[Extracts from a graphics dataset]
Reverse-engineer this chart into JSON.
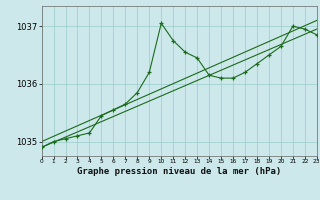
{
  "title": "Graphe pression niveau de la mer (hPa)",
  "bg_color": "#cce8ea",
  "grid_color": "#99cccc",
  "line_color": "#1a6b1a",
  "xlim": [
    0,
    23
  ],
  "ylim": [
    1034.75,
    1037.35
  ],
  "yticks": [
    1035,
    1036,
    1037
  ],
  "xticks": [
    0,
    1,
    2,
    3,
    4,
    5,
    6,
    7,
    8,
    9,
    10,
    11,
    12,
    13,
    14,
    15,
    16,
    17,
    18,
    19,
    20,
    21,
    22,
    23
  ],
  "trend1": {
    "x": [
      0,
      23
    ],
    "y": [
      1035.0,
      1037.1
    ]
  },
  "trend2": {
    "x": [
      0,
      23
    ],
    "y": [
      1034.9,
      1036.95
    ]
  },
  "main": {
    "x": [
      0,
      1,
      2,
      3,
      4,
      5,
      6,
      7,
      8,
      9,
      10,
      11,
      12,
      13,
      14,
      15,
      16,
      17,
      18,
      19,
      20,
      21,
      22,
      23
    ],
    "y": [
      1034.9,
      1035.0,
      1035.05,
      1035.1,
      1035.15,
      1035.45,
      1035.55,
      1035.65,
      1035.85,
      1036.2,
      1037.05,
      1036.75,
      1036.55,
      1036.45,
      1036.15,
      1036.1,
      1036.1,
      1036.2,
      1036.35,
      1036.5,
      1036.65,
      1037.0,
      1036.95,
      1036.85
    ]
  }
}
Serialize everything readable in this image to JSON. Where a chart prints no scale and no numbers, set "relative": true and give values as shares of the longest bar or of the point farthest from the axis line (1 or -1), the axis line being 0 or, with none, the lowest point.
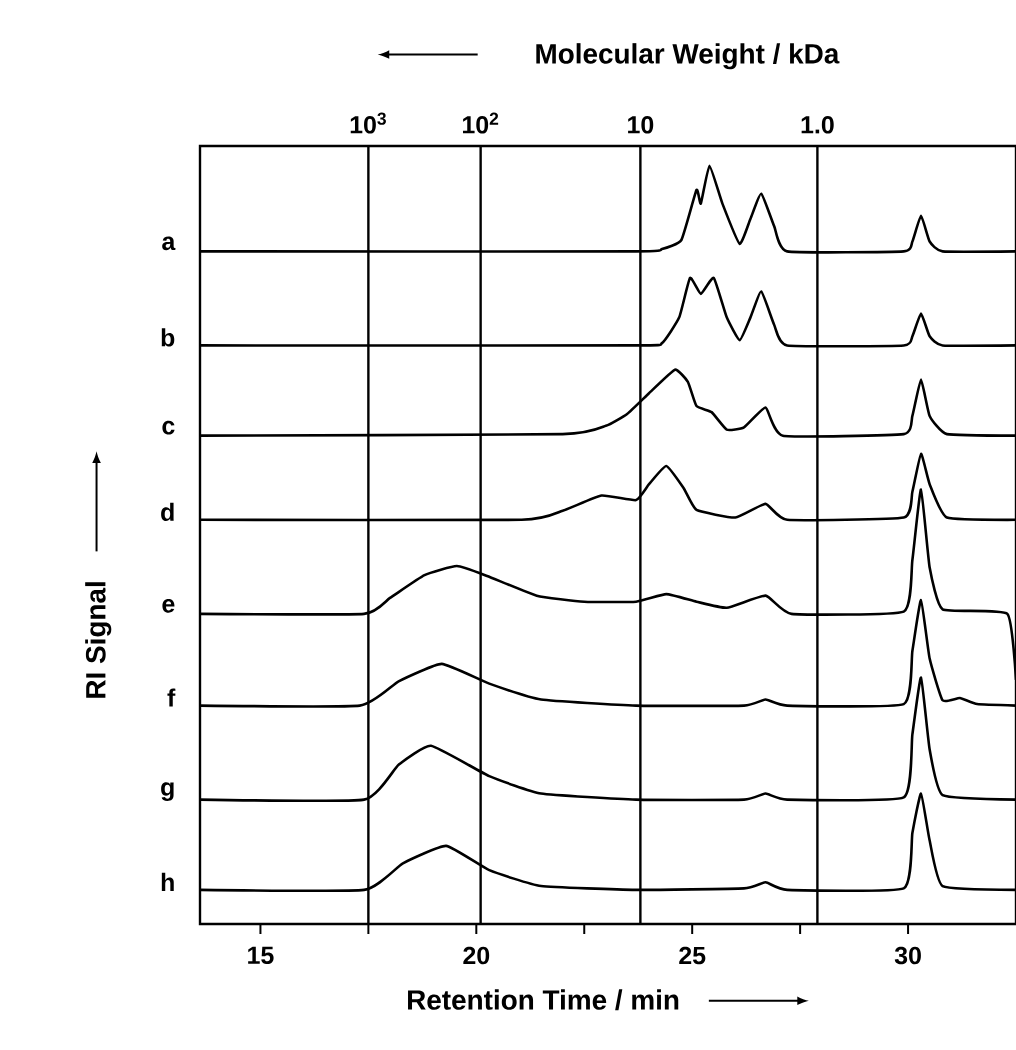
{
  "chart_data": {
    "type": "line",
    "relative": true,
    "title": "Molecular Weight / kDa",
    "annotations": [
      "10$^{3}$",
      "10$^{2}$",
      "10",
      "1.0"
    ],
    "xlabel": "Retention Time / min",
    "ylabel": "RI Signal",
    "xlim": [
      13.6,
      32.5
    ],
    "xticks": [
      15,
      {
        "value": 17.5,
        "label": null
      },
      20,
      {
        "value": 22.5,
        "label": null
      },
      25,
      {
        "value": 27.5,
        "label": null
      },
      30
    ],
    "ref_lines": [
      {
        "axis": "x",
        "value": 17.5,
        "color": "#000000"
      },
      {
        "axis": "x",
        "value": 20.1,
        "color": "#000000"
      },
      {
        "axis": "x",
        "value": 23.8,
        "color": "#000000"
      },
      {
        "axis": "x",
        "value": 27.9,
        "color": "#000000"
      }
    ],
    "series": [
      {
        "name": "a",
        "color": "#000000",
        "x": [
          13.6,
          23.7,
          24.3,
          24.75,
          25.1,
          25.2,
          25.4,
          25.7,
          26.1,
          26.35,
          26.6,
          26.9,
          27.2,
          29.9,
          30.1,
          30.3,
          30.5,
          30.8,
          32.5
        ],
        "values": [
          0.887,
          0.887,
          0.89,
          0.902,
          0.968,
          0.95,
          1.0,
          0.95,
          0.897,
          0.93,
          0.963,
          0.92,
          0.887,
          0.887,
          0.9,
          0.934,
          0.9,
          0.887,
          0.887
        ]
      },
      {
        "name": "b",
        "color": "#000000",
        "x": [
          13.6,
          23.7,
          24.3,
          24.7,
          24.95,
          25.2,
          25.5,
          25.8,
          26.1,
          26.35,
          26.6,
          26.9,
          27.2,
          29.9,
          30.1,
          30.3,
          30.5,
          30.8,
          32.5
        ],
        "values": [
          0.763,
          0.763,
          0.766,
          0.8,
          0.852,
          0.831,
          0.852,
          0.8,
          0.77,
          0.8,
          0.834,
          0.79,
          0.763,
          0.763,
          0.775,
          0.805,
          0.775,
          0.763,
          0.763
        ]
      },
      {
        "name": "c",
        "color": "#000000",
        "x": [
          13.6,
          22.0,
          23.0,
          23.5,
          24.0,
          24.6,
          24.9,
          25.1,
          25.45,
          25.8,
          26.2,
          26.7,
          27.1,
          29.9,
          30.1,
          30.3,
          30.5,
          30.9,
          32.5
        ],
        "values": [
          0.644,
          0.646,
          0.657,
          0.673,
          0.7,
          0.731,
          0.715,
          0.683,
          0.675,
          0.652,
          0.655,
          0.681,
          0.644,
          0.646,
          0.67,
          0.718,
          0.67,
          0.646,
          0.644
        ]
      },
      {
        "name": "d",
        "color": "#000000",
        "x": [
          13.6,
          21.05,
          22.0,
          22.9,
          23.7,
          24.0,
          24.4,
          24.8,
          25.1,
          26.0,
          26.7,
          27.2,
          29.9,
          30.1,
          30.3,
          30.5,
          30.9,
          32.5
        ],
        "values": [
          0.533,
          0.533,
          0.545,
          0.565,
          0.559,
          0.58,
          0.604,
          0.575,
          0.546,
          0.536,
          0.554,
          0.533,
          0.536,
          0.57,
          0.62,
          0.58,
          0.536,
          0.533
        ]
      },
      {
        "name": "e",
        "color": "#000000",
        "x": [
          13.6,
          17.4,
          18.0,
          18.8,
          19.55,
          20.25,
          21.4,
          22.5,
          23.7,
          24.4,
          25.1,
          25.8,
          26.7,
          27.3,
          29.9,
          30.1,
          30.3,
          30.5,
          30.8,
          32.3,
          32.5
        ],
        "values": [
          0.409,
          0.409,
          0.43,
          0.46,
          0.472,
          0.459,
          0.433,
          0.425,
          0.425,
          0.435,
          0.425,
          0.417,
          0.433,
          0.409,
          0.412,
          0.48,
          0.573,
          0.47,
          0.415,
          0.409,
          0.322
        ]
      },
      {
        "name": "f",
        "color": "#000000",
        "x": [
          13.6,
          17.3,
          18.2,
          19.2,
          20.3,
          21.5,
          23.7,
          26.2,
          26.7,
          27.2,
          29.9,
          30.1,
          30.3,
          30.5,
          30.8,
          31.2,
          31.6,
          32.5
        ],
        "values": [
          0.288,
          0.288,
          0.32,
          0.343,
          0.317,
          0.296,
          0.288,
          0.288,
          0.296,
          0.288,
          0.29,
          0.36,
          0.427,
          0.35,
          0.295,
          0.298,
          0.29,
          0.288
        ]
      },
      {
        "name": "g",
        "color": "#000000",
        "x": [
          13.6,
          17.4,
          18.2,
          18.95,
          20.3,
          21.5,
          23.7,
          26.2,
          26.7,
          27.2,
          29.9,
          30.1,
          30.3,
          30.5,
          30.8,
          32.5
        ],
        "values": [
          0.164,
          0.164,
          0.21,
          0.235,
          0.195,
          0.172,
          0.164,
          0.164,
          0.172,
          0.164,
          0.167,
          0.25,
          0.325,
          0.23,
          0.17,
          0.164
        ]
      },
      {
        "name": "h",
        "color": "#000000",
        "x": [
          13.6,
          17.4,
          18.3,
          19.3,
          20.3,
          21.5,
          23.7,
          26.2,
          26.7,
          27.2,
          29.9,
          30.1,
          30.3,
          30.5,
          30.8,
          32.5
        ],
        "values": [
          0.045,
          0.045,
          0.08,
          0.103,
          0.071,
          0.05,
          0.045,
          0.047,
          0.055,
          0.045,
          0.047,
          0.12,
          0.172,
          0.11,
          0.05,
          0.045
        ]
      }
    ]
  }
}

▸ **Directive**: Repeat the records above exactly, omitting every picture.

▸ **Result**:
Reverse-engineer this chart into JSON.
{
  "title": "Graphe pression niveau de la mer (hPa)",
  "bg_color": "#cce8ea",
  "grid_color": "#99cccc",
  "line_color": "#1a6b1a",
  "xlim": [
    0,
    23
  ],
  "ylim": [
    1034.75,
    1037.35
  ],
  "yticks": [
    1035,
    1036,
    1037
  ],
  "xticks": [
    0,
    1,
    2,
    3,
    4,
    5,
    6,
    7,
    8,
    9,
    10,
    11,
    12,
    13,
    14,
    15,
    16,
    17,
    18,
    19,
    20,
    21,
    22,
    23
  ],
  "trend1": {
    "x": [
      0,
      23
    ],
    "y": [
      1035.0,
      1037.1
    ]
  },
  "trend2": {
    "x": [
      0,
      23
    ],
    "y": [
      1034.9,
      1036.95
    ]
  },
  "main": {
    "x": [
      0,
      1,
      2,
      3,
      4,
      5,
      6,
      7,
      8,
      9,
      10,
      11,
      12,
      13,
      14,
      15,
      16,
      17,
      18,
      19,
      20,
      21,
      22,
      23
    ],
    "y": [
      1034.9,
      1035.0,
      1035.05,
      1035.1,
      1035.15,
      1035.45,
      1035.55,
      1035.65,
      1035.85,
      1036.2,
      1037.05,
      1036.75,
      1036.55,
      1036.45,
      1036.15,
      1036.1,
      1036.1,
      1036.2,
      1036.35,
      1036.5,
      1036.65,
      1037.0,
      1036.95,
      1036.85
    ]
  }
}
Serialize everything readable in this image to JSON. Where a chart prints no scale and no numbers, set "relative": true and give values as shares of the longest bar or of the point farthest from the axis line (1 or -1), the axis line being 0 or, with none, the lowest point.
{
  "chart_data": {
    "type": "line",
    "relative": true,
    "title": "Molecular Weight / kDa",
    "annotations": [
      "10$^{3}$",
      "10$^{2}$",
      "10",
      "1.0"
    ],
    "xlabel": "Retention Time / min",
    "ylabel": "RI Signal",
    "xlim": [
      13.6,
      32.5
    ],
    "xticks": [
      15,
      {
        "value": 17.5,
        "label": null
      },
      20,
      {
        "value": 22.5,
        "label": null
      },
      25,
      {
        "value": 27.5,
        "label": null
      },
      30
    ],
    "ref_lines": [
      {
        "axis": "x",
        "value": 17.5,
        "color": "#000000"
      },
      {
        "axis": "x",
        "value": 20.1,
        "color": "#000000"
      },
      {
        "axis": "x",
        "value": 23.8,
        "color": "#000000"
      },
      {
        "axis": "x",
        "value": 27.9,
        "color": "#000000"
      }
    ],
    "series": [
      {
        "name": "a",
        "color": "#000000",
        "x": [
          13.6,
          23.7,
          24.3,
          24.75,
          25.1,
          25.2,
          25.4,
          25.7,
          26.1,
          26.35,
          26.6,
          26.9,
          27.2,
          29.9,
          30.1,
          30.3,
          30.5,
          30.8,
          32.5
        ],
        "values": [
          0.887,
          0.887,
          0.89,
          0.902,
          0.968,
          0.95,
          1.0,
          0.95,
          0.897,
          0.93,
          0.963,
          0.92,
          0.887,
          0.887,
          0.9,
          0.934,
          0.9,
          0.887,
          0.887
        ]
      },
      {
        "name": "b",
        "color": "#000000",
        "x": [
          13.6,
          23.7,
          24.3,
          24.7,
          24.95,
          25.2,
          25.5,
          25.8,
          26.1,
          26.35,
          26.6,
          26.9,
          27.2,
          29.9,
          30.1,
          30.3,
          30.5,
          30.8,
          32.5
        ],
        "values": [
          0.763,
          0.763,
          0.766,
          0.8,
          0.852,
          0.831,
          0.852,
          0.8,
          0.77,
          0.8,
          0.834,
          0.79,
          0.763,
          0.763,
          0.775,
          0.805,
          0.775,
          0.763,
          0.763
        ]
      },
      {
        "name": "c",
        "color": "#000000",
        "x": [
          13.6,
          22.0,
          23.0,
          23.5,
          24.0,
          24.6,
          24.9,
          25.1,
          25.45,
          25.8,
          26.2,
          26.7,
          27.1,
          29.9,
          30.1,
          30.3,
          30.5,
          30.9,
          32.5
        ],
        "values": [
          0.644,
          0.646,
          0.657,
          0.673,
          0.7,
          0.731,
          0.715,
          0.683,
          0.675,
          0.652,
          0.655,
          0.681,
          0.644,
          0.646,
          0.67,
          0.718,
          0.67,
          0.646,
          0.644
        ]
      },
      {
        "name": "d",
        "color": "#000000",
        "x": [
          13.6,
          21.05,
          22.0,
          22.9,
          23.7,
          24.0,
          24.4,
          24.8,
          25.1,
          26.0,
          26.7,
          27.2,
          29.9,
          30.1,
          30.3,
          30.5,
          30.9,
          32.5
        ],
        "values": [
          0.533,
          0.533,
          0.545,
          0.565,
          0.559,
          0.58,
          0.604,
          0.575,
          0.546,
          0.536,
          0.554,
          0.533,
          0.536,
          0.57,
          0.62,
          0.58,
          0.536,
          0.533
        ]
      },
      {
        "name": "e",
        "color": "#000000",
        "x": [
          13.6,
          17.4,
          18.0,
          18.8,
          19.55,
          20.25,
          21.4,
          22.5,
          23.7,
          24.4,
          25.1,
          25.8,
          26.7,
          27.3,
          29.9,
          30.1,
          30.3,
          30.5,
          30.8,
          32.3,
          32.5
        ],
        "values": [
          0.409,
          0.409,
          0.43,
          0.46,
          0.472,
          0.459,
          0.433,
          0.425,
          0.425,
          0.435,
          0.425,
          0.417,
          0.433,
          0.409,
          0.412,
          0.48,
          0.573,
          0.47,
          0.415,
          0.409,
          0.322
        ]
      },
      {
        "name": "f",
        "color": "#000000",
        "x": [
          13.6,
          17.3,
          18.2,
          19.2,
          20.3,
          21.5,
          23.7,
          26.2,
          26.7,
          27.2,
          29.9,
          30.1,
          30.3,
          30.5,
          30.8,
          31.2,
          31.6,
          32.5
        ],
        "values": [
          0.288,
          0.288,
          0.32,
          0.343,
          0.317,
          0.296,
          0.288,
          0.288,
          0.296,
          0.288,
          0.29,
          0.36,
          0.427,
          0.35,
          0.295,
          0.298,
          0.29,
          0.288
        ]
      },
      {
        "name": "g",
        "color": "#000000",
        "x": [
          13.6,
          17.4,
          18.2,
          18.95,
          20.3,
          21.5,
          23.7,
          26.2,
          26.7,
          27.2,
          29.9,
          30.1,
          30.3,
          30.5,
          30.8,
          32.5
        ],
        "values": [
          0.164,
          0.164,
          0.21,
          0.235,
          0.195,
          0.172,
          0.164,
          0.164,
          0.172,
          0.164,
          0.167,
          0.25,
          0.325,
          0.23,
          0.17,
          0.164
        ]
      },
      {
        "name": "h",
        "color": "#000000",
        "x": [
          13.6,
          17.4,
          18.3,
          19.3,
          20.3,
          21.5,
          23.7,
          26.2,
          26.7,
          27.2,
          29.9,
          30.1,
          30.3,
          30.5,
          30.8,
          32.5
        ],
        "values": [
          0.045,
          0.045,
          0.08,
          0.103,
          0.071,
          0.05,
          0.045,
          0.047,
          0.055,
          0.045,
          0.047,
          0.12,
          0.172,
          0.11,
          0.05,
          0.045
        ]
      }
    ]
  }
}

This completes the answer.